§ **Short exercise**: Return the whole listing, line for line, without the pictures in it.

§ **Dataset records**:
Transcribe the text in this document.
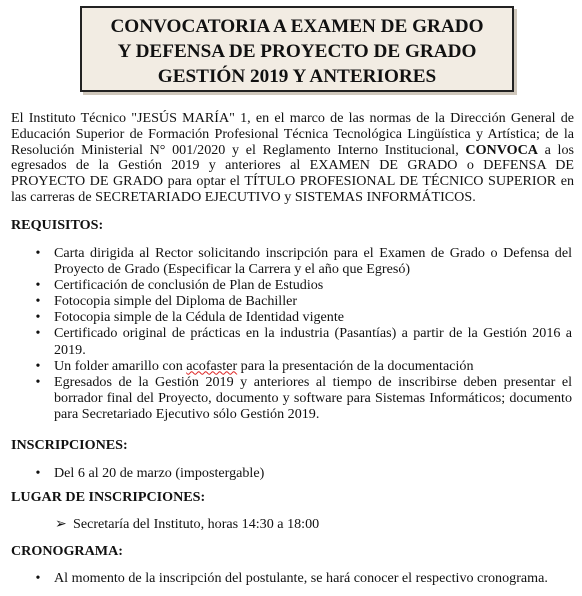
CONVOCATORIA A EXAMEN DE GRADO
Y DEFENSA DE PROYECTO DE GRADO
GESTIÓN 2019 Y ANTERIORES
El Instituto Técnico "JESÚS MARÍA" 1, en el marco de las normas de la Dirección General de Educación Superior de Formación Profesional Técnica Tecnológica Lingüística y Artística; de la Resolución Ministerial N° 001/2020 y el Reglamento Interno Institucional, CONVOCA a los egresados de la Gestión 2019 y anteriores al EXAMEN DE GRADO o DEFENSA DE PROYECTO DE GRADO para optar el TÍTULO PROFESIONAL DE TÉCNICO SUPERIOR en las carreras de SECRETARIADO EJECUTIVO y SISTEMAS INFORMÁTICOS.
REQUISITOS:
• Carta dirigida al Rector solicitando inscripción para el Examen de Grado o Defensa del Proyecto de Grado (Especificar la Carrera y el año que Egresó)
• Certificación de conclusión de Plan de Estudios
• Fotocopia simple del Diploma de Bachiller
• Fotocopia simple de la Cédula de Identidad vigente
• Certificado original de prácticas en la industria (Pasantías) a partir de la Gestión 2016 a 2019.
• Un folder amarillo con acofaster para la presentación de la documentación
• Egresados de la Gestión 2019 y anteriores al tiempo de inscribirse deben presentar el borrador final del Proyecto, documento y software para Sistemas Informáticos; documento para Secretariado Ejecutivo sólo Gestión 2019.
INSCRIPCIONES:
• Del 6 al 20 de marzo (impostergable)
LUGAR DE INSCRIPCIONES:
➢ Secretaría del Instituto, horas 14:30 a 18:00
CRONOGRAMA:
• Al momento de la inscripción del postulante, se hará conocer el respectivo cronograma.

§ **Completed exercise**:
Transcribe the text in this document.
CONVOCATORIA A EXAMEN DE GRADO
Y DEFENSA DE PROYECTO DE GRADO
GESTIÓN 2019 Y ANTERIORES
El Instituto Técnico "JESÚS MARÍA" 1, en el marco de las normas de la Dirección General de Educación Superior de Formación Profesional Técnica Tecnológica Lingüística y Artística; de la Resolución Ministerial N° 001/2020 y el Reglamento Interno Institucional, CONVOCA a los egresados de la Gestión 2019 y anteriores al EXAMEN DE GRADO o DEFENSA DE PROYECTO DE GRADO para optar el TÍTULO PROFESIONAL DE TÉCNICO SUPERIOR en las carreras de SECRETARIADO EJECUTIVO y SISTEMAS INFORMÁTICOS.
REQUISITOS:
• Carta dirigida al Rector solicitando inscripción para el Examen de Grado o Defensa del Proyecto de Grado (Especificar la Carrera y el año que Egresó)
• Certificación de conclusión de Plan de Estudios
• Fotocopia simple del Diploma de Bachiller
• Fotocopia simple de la Cédula de Identidad vigente
• Certificado original de prácticas en la industria (Pasantías) a partir de la Gestión 2016 a 2019.
• Un folder amarillo con acofaster para la presentación de la documentación
• Egresados de la Gestión 2019 y anteriores al tiempo de inscribirse deben presentar el borrador final del Proyecto, documento y software para Sistemas Informáticos; documento para Secretariado Ejecutivo sólo Gestión 2019.
INSCRIPCIONES:
• Del 6 al 20 de marzo (impostergable)
LUGAR DE INSCRIPCIONES:
➢ Secretaría del Instituto, horas 14:30 a 18:00
CRONOGRAMA:
• Al momento de la inscripción del postulante, se hará conocer el respectivo cronograma.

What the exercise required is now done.